-------- Available records

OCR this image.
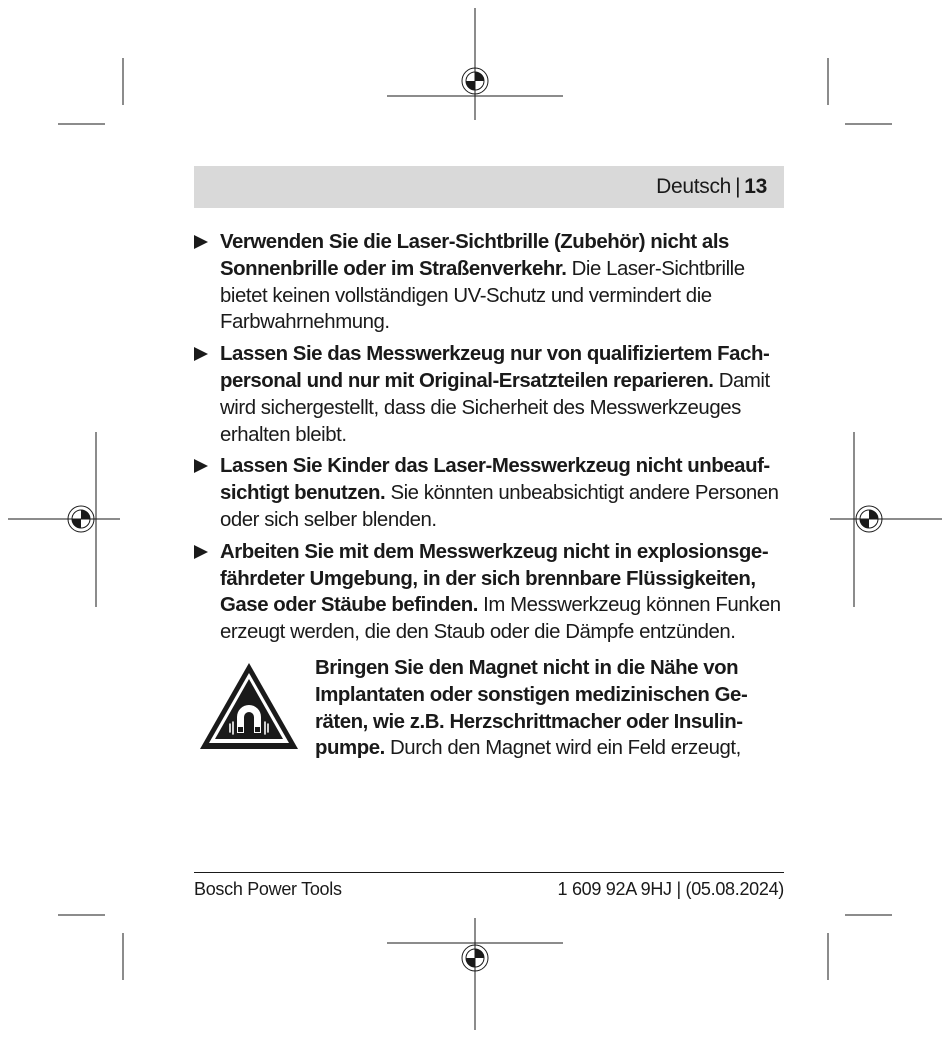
Deutsch | 13
Verwenden Sie die Laser-Sichtbrille (Zubehör) nicht als Sonnenbrille oder im Straßenverkehr. Die Laser-Sichtbrille bietet keinen vollständigen UV-Schutz und vermindert die Farbwahrnehmung.
Lassen Sie das Messwerkzeug nur von qualifiziertem Fachpersonal und nur mit Original-Ersatzteilen reparieren. Damit wird sichergestellt, dass die Sicherheit des Messwerkzeuges erhalten bleibt.
Lassen Sie Kinder das Laser-Messwerkzeug nicht unbeaufsichtigt benutzen. Sie könnten unbeabsichtigt andere Personen oder sich selber blenden.
Arbeiten Sie mit dem Messwerkzeug nicht in explosionsgefährdeter Umgebung, in der sich brennbare Flüssigkeiten, Gase oder Stäube befinden. Im Messwerkzeug können Funken erzeugt werden, die den Staub oder die Dämpfe entzünden.
Bringen Sie den Magnet nicht in die Nähe von Implantaten oder sonstigen medizinischen Geräten, wie z.B. Herzschrittmacher oder Insulinpumpe. Durch den Magnet wird ein Feld erzeugt,
Bosch Power Tools	1 609 92A 9HJ | (05.08.2024)
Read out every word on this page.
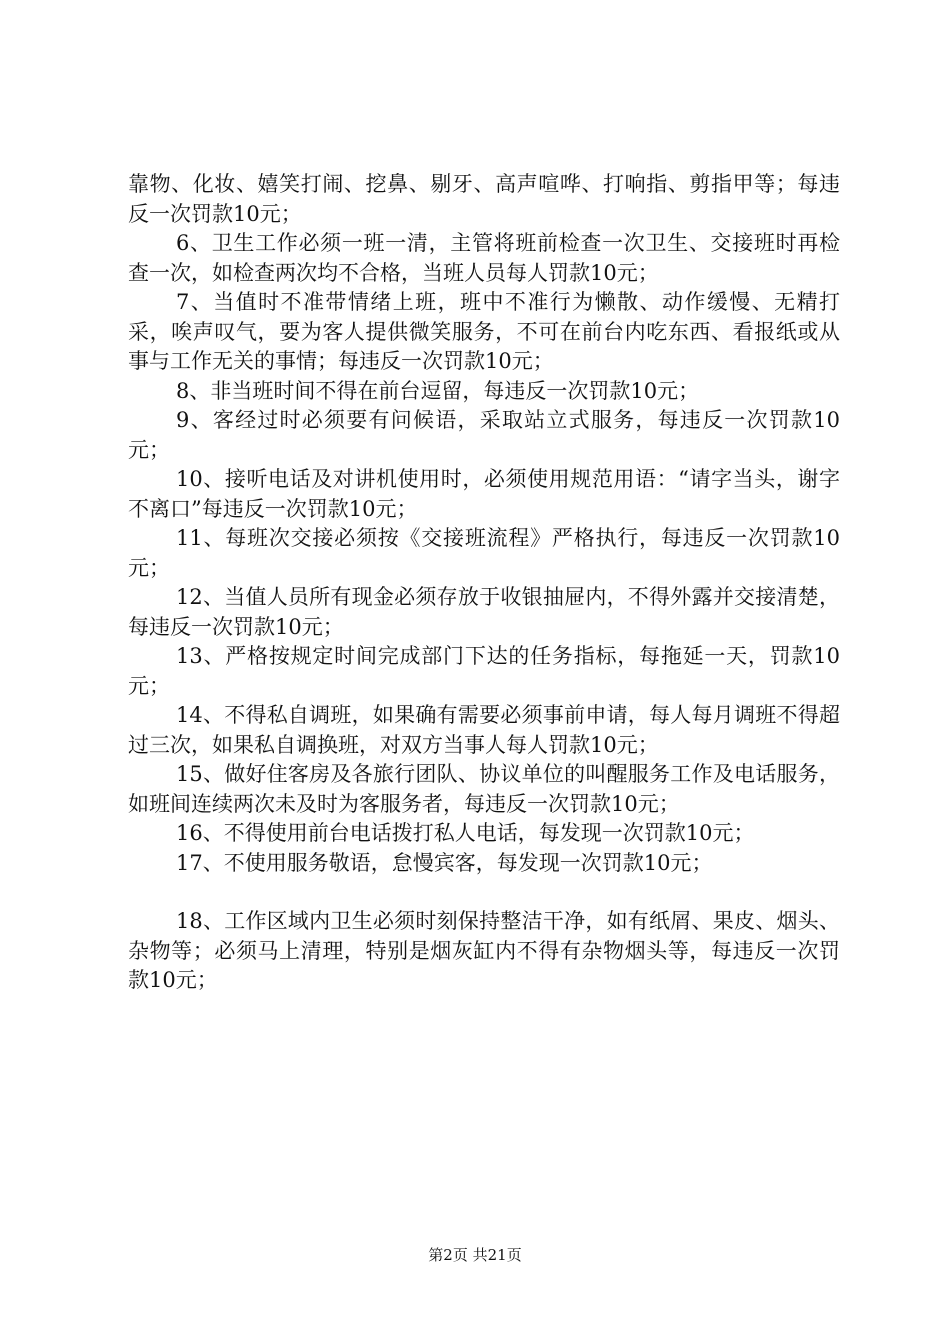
靠物、化妆、嬉笑打闹、挖鼻、剔牙、高声喧哗、打响指、剪指甲等；每违反一次罚款10元；

6、卫生工作必须一班一清，主管将班前检查一次卫生、交接班时再检查一次，如检查两次均不合格，当班人员每人罚款10元；

7、当值时不准带情绪上班，班中不准行为懒散、动作缓慢、无精打采，唉声叹气，要为客人提供微笑服务，不可在前台内吃东西、看报纸或从事与工作无关的事情；每违反一次罚款10元；

8、非当班时间不得在前台逗留，每违反一次罚款10元；

9、客经过时必须要有问候语，采取站立式服务，每违反一次罚款10元；

10、接听电话及对讲机使用时，必须使用规范用语：“请字当头，谢字不离口”每违反一次罚款10元；

11、每班次交接必须按《交接班流程》严格执行，每违反一次罚款10元；

12、当值人员所有现金必须存放于收银抽屉内，不得外露并交接清楚，每违反一次罚款10元；

13、严格按规定时间完成部门下达的任务指标，每拖延一天，罚款10元；

14、不得私自调班，如果确有需要必须事前申请，每人每月调班不得超过三次，如果私自调换班，对双方当事人每人罚款10元；

15、做好住客房及各旅行团队、协议单位的叫醒服务工作及电话服务，如班间连续两次未及时为客服务者，每违反一次罚款10元；

16、不得使用前台电话拨打私人电话，每发现一次罚款10元；

17、不使用服务敬语，怠慢宾客，每发现一次罚款10元；

18、工作区域内卫生必须时刻保持整洁干净，如有纸屑、果皮、烟头、杂物等；必须马上清理，特别是烟灰缸内不得有杂物烟头等，每违反一次罚款10元；

第2页 共21页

----------------

= Task instructions =
Copy out each line of the material that holds the word "Lassen".

= The solution =
Lassen Sie das Messwerkzeug nur von qualifiziertem Fachpersonal und nur mit Original-Ersatzteilen reparieren. Damit wird sichergestellt, dass die Sicherheit des Messwerkzeuges erhalten bleibt.
Lassen Sie Kinder das Laser-Messwerkzeug nicht unbeaufsichtigt benutzen. Sie könnten unbeabsichtigt andere Personen oder sich selber blenden.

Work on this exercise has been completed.